Count, in the entries below, the lines in which "priority" occurs. Give the number, nothing more.

EXTRACTED RECORDS:
=======

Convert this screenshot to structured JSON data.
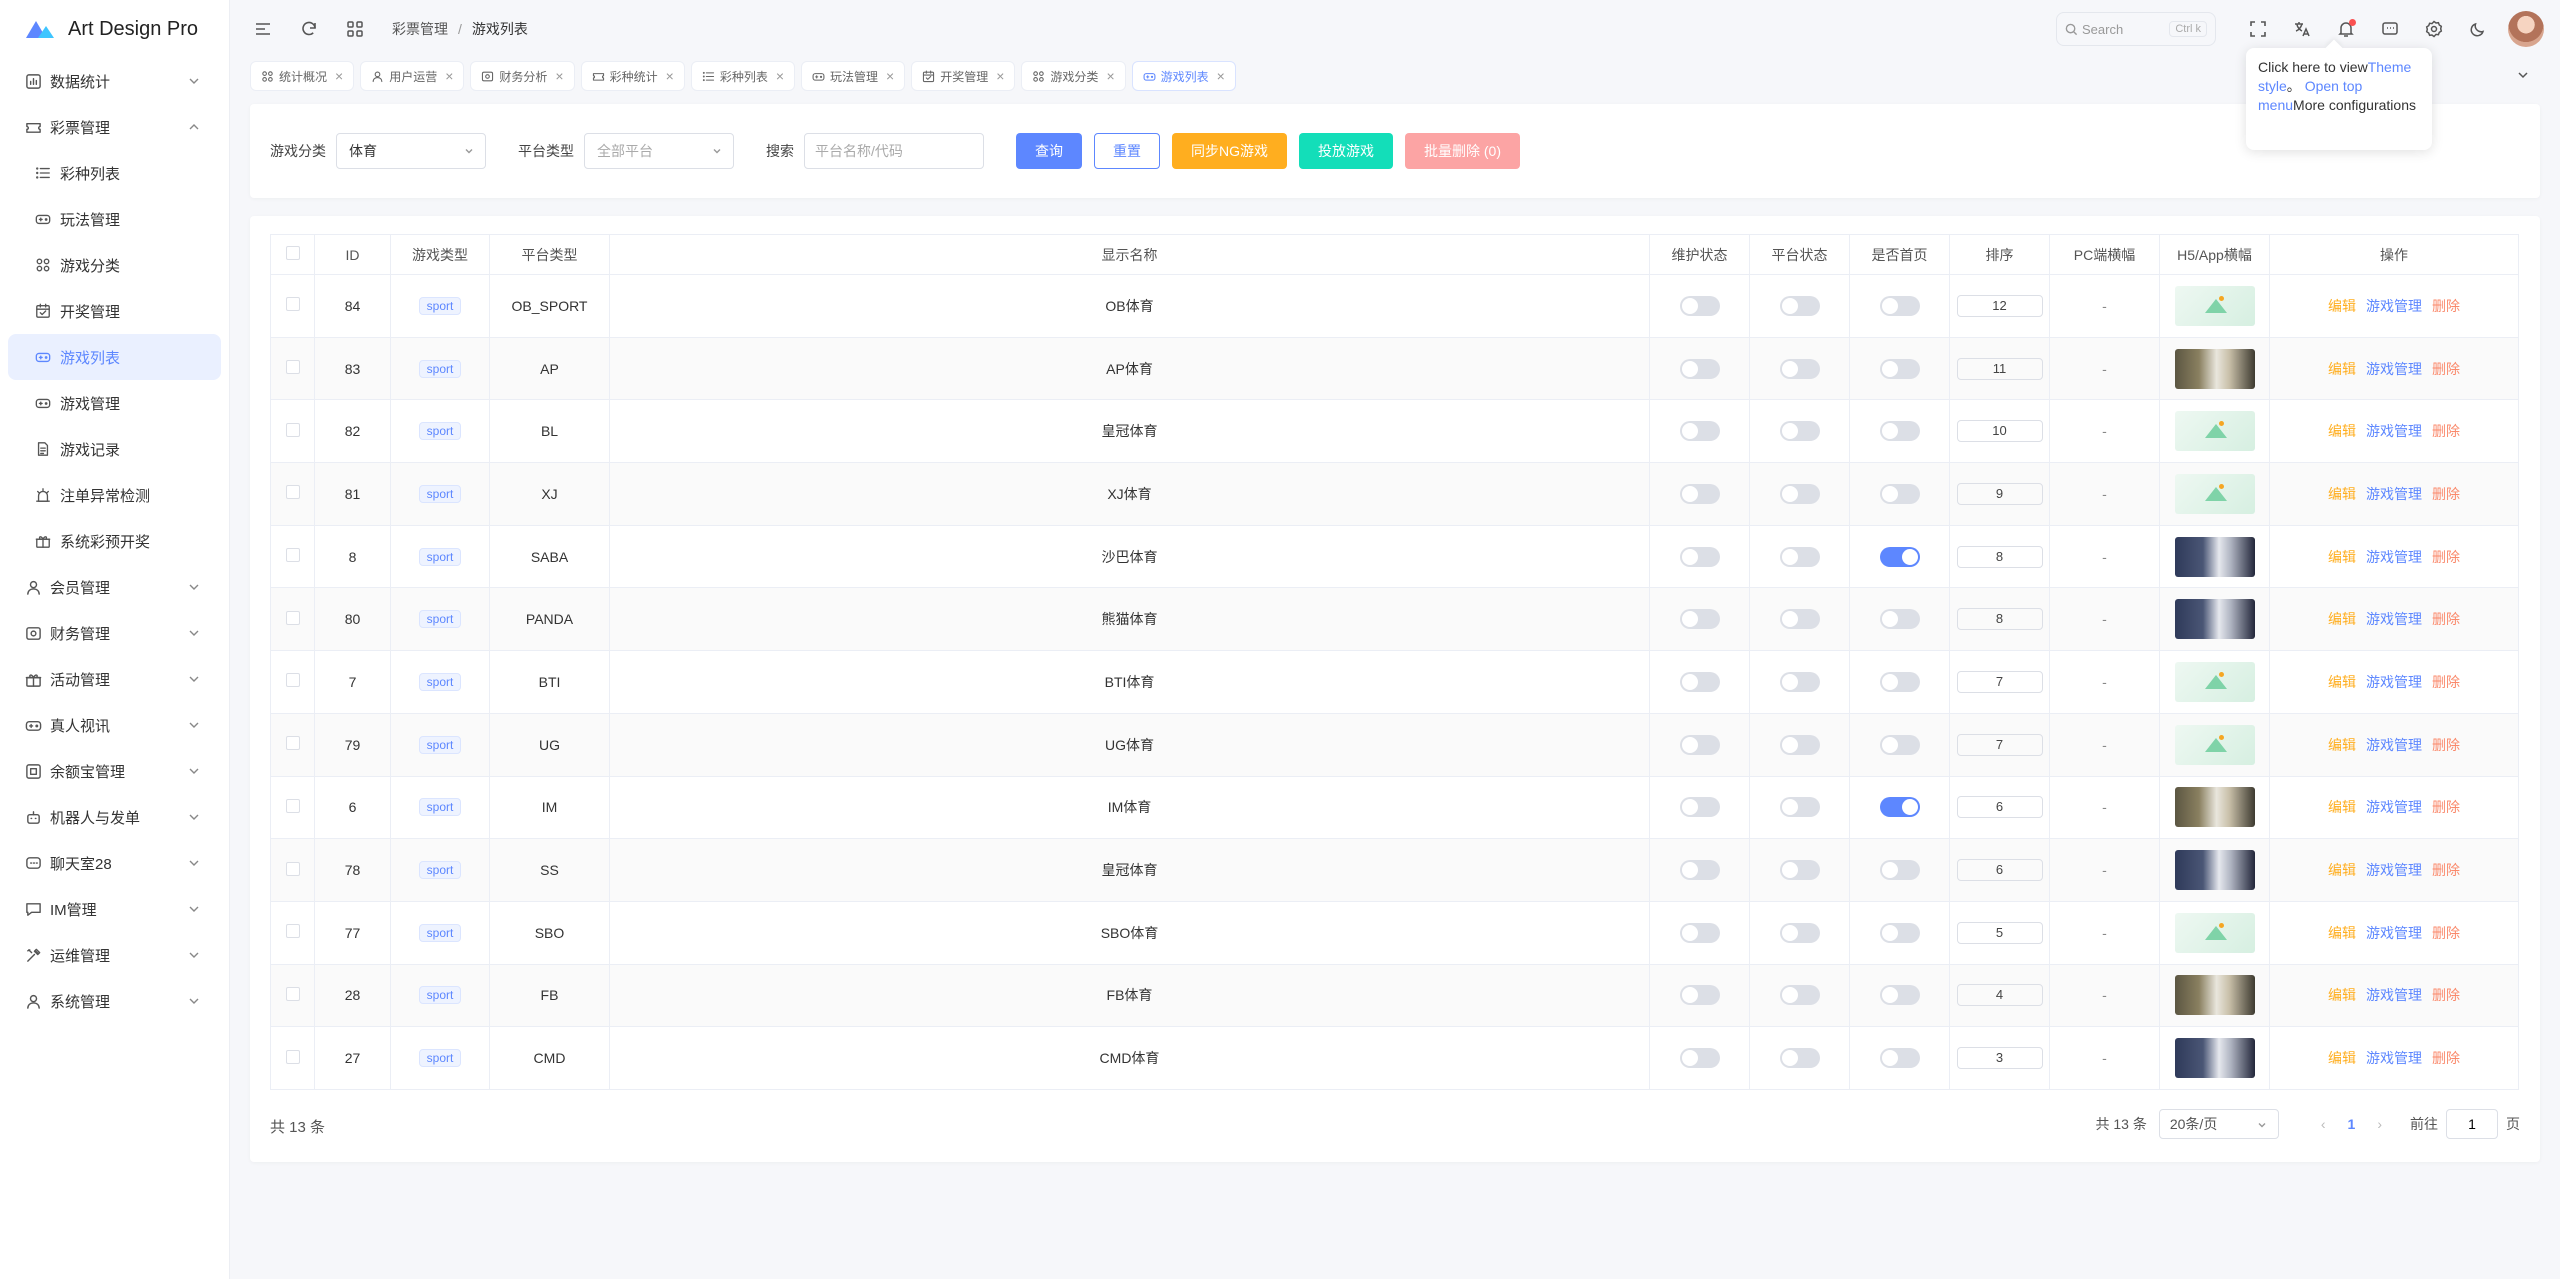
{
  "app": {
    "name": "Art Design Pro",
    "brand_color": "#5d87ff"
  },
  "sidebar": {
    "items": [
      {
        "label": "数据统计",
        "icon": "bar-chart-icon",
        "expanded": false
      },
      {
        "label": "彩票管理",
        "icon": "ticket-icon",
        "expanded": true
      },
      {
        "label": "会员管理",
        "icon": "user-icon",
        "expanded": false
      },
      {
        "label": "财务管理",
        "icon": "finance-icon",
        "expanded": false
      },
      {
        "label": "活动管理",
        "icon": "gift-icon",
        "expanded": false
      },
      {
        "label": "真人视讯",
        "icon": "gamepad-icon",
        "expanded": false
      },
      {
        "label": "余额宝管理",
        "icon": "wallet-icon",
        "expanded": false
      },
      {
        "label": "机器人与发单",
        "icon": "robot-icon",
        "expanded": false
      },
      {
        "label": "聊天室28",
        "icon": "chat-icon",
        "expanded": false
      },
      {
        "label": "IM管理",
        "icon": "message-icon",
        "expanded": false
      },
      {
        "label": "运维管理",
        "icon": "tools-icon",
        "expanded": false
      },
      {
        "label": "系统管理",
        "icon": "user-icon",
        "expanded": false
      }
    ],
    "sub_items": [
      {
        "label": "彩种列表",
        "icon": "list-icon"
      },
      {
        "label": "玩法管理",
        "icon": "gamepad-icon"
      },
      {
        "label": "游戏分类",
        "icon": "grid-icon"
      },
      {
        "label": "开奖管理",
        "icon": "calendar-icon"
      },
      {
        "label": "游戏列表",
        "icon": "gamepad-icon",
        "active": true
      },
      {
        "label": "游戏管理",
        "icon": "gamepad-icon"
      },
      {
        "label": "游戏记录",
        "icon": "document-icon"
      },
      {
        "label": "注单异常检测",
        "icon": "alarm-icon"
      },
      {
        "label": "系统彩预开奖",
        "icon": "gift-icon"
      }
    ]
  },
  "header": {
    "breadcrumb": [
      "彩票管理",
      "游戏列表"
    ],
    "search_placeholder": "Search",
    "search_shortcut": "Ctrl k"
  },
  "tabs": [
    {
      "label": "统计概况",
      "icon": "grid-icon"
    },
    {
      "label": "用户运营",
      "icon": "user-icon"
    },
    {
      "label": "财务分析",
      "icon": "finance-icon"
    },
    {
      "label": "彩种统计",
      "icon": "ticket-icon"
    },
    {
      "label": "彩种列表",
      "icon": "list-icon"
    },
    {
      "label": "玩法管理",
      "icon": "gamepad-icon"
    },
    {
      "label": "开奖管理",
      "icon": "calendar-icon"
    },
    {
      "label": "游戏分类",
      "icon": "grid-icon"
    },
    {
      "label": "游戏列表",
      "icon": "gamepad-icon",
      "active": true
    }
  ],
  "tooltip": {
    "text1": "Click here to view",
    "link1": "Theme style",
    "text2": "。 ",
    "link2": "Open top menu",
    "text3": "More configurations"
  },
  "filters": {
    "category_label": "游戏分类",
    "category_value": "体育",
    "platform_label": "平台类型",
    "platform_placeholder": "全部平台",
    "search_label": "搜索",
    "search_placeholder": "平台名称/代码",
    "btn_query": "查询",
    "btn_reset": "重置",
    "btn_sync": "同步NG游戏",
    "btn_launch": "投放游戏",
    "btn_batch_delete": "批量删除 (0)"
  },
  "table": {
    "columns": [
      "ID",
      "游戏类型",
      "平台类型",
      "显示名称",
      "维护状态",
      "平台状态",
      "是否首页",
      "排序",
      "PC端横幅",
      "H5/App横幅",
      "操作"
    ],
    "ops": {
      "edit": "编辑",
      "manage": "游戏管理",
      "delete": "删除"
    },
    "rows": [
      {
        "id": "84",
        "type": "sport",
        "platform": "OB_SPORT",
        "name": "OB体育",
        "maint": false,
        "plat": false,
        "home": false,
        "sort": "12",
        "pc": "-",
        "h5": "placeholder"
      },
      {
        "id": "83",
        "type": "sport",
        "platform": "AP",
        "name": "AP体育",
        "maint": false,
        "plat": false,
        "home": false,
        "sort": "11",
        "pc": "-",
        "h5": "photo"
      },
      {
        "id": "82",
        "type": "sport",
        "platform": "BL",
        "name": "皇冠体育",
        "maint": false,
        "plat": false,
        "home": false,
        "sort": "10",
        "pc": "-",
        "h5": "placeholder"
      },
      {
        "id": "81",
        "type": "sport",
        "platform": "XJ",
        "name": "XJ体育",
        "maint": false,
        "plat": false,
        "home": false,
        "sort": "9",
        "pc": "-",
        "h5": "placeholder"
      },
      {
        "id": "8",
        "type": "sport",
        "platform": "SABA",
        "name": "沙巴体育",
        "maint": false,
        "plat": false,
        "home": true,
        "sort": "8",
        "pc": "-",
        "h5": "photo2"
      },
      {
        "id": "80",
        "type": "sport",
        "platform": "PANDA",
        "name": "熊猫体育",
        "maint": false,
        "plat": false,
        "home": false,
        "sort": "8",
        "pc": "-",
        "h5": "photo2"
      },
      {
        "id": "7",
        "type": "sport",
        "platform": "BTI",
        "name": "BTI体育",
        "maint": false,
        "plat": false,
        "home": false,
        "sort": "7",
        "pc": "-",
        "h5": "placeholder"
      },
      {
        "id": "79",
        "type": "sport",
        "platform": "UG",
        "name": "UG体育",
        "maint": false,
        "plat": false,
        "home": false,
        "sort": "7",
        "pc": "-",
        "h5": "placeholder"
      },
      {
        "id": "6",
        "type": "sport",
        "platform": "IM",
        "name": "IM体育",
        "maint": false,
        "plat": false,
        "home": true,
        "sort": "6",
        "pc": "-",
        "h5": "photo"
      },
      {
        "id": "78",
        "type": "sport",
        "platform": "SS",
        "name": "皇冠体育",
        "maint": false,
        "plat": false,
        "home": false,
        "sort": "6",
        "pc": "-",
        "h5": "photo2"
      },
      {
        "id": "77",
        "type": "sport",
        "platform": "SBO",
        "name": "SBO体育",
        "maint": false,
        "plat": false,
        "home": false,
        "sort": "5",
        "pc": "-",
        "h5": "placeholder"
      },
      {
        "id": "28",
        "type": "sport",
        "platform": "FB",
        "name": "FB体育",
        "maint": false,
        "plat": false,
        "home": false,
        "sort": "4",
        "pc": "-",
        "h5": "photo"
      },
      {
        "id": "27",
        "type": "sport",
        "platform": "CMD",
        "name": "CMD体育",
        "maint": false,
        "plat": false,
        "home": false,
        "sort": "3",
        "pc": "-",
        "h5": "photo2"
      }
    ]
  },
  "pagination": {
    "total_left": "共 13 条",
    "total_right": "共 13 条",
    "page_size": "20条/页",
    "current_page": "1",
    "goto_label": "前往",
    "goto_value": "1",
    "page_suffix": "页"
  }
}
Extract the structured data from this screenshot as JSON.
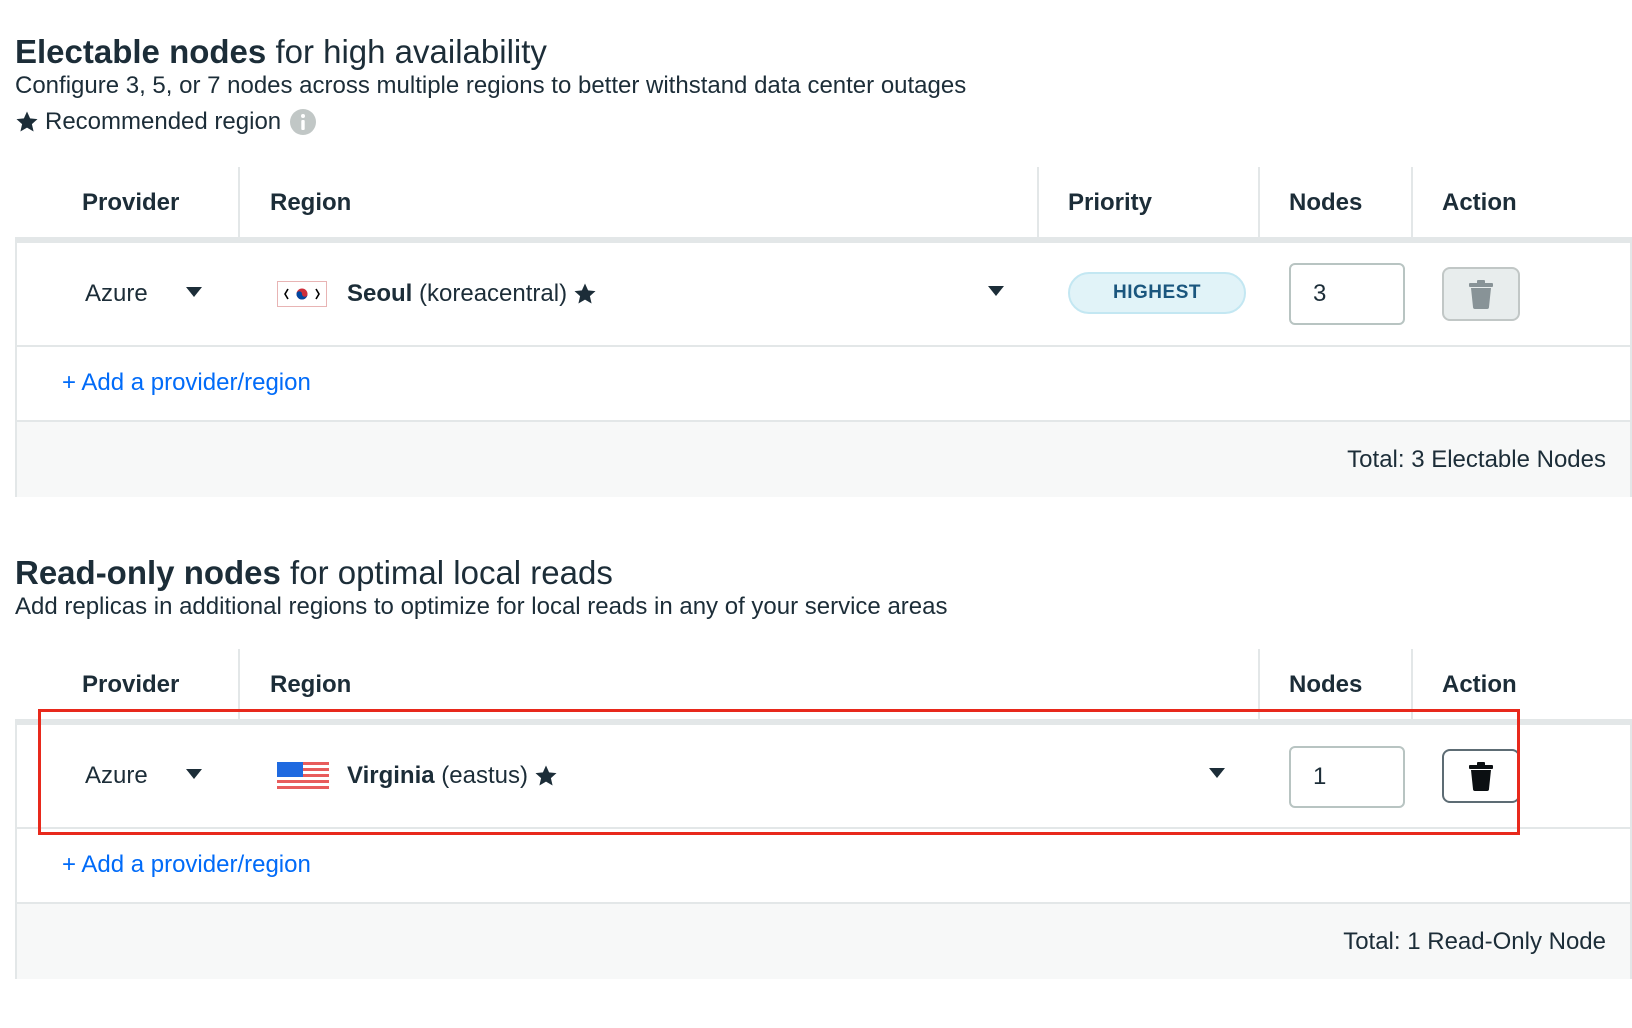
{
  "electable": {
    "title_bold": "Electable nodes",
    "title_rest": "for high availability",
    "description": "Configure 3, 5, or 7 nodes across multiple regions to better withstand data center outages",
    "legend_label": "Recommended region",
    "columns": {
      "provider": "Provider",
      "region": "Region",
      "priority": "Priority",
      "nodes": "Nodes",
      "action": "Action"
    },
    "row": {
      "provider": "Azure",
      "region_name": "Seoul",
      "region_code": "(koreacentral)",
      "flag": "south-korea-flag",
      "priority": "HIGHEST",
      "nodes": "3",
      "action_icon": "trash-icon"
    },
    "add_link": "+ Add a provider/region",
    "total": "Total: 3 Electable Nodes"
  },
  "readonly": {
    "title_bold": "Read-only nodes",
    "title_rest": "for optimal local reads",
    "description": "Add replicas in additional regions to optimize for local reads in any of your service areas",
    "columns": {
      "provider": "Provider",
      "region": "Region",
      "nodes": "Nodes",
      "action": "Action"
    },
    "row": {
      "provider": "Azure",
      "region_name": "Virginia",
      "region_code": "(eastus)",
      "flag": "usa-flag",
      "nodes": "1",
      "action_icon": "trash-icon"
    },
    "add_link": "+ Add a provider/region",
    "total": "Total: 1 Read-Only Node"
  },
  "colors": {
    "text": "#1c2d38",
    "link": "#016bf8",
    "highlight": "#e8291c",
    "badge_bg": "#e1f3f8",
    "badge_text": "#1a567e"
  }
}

=======

RESPONSE: 2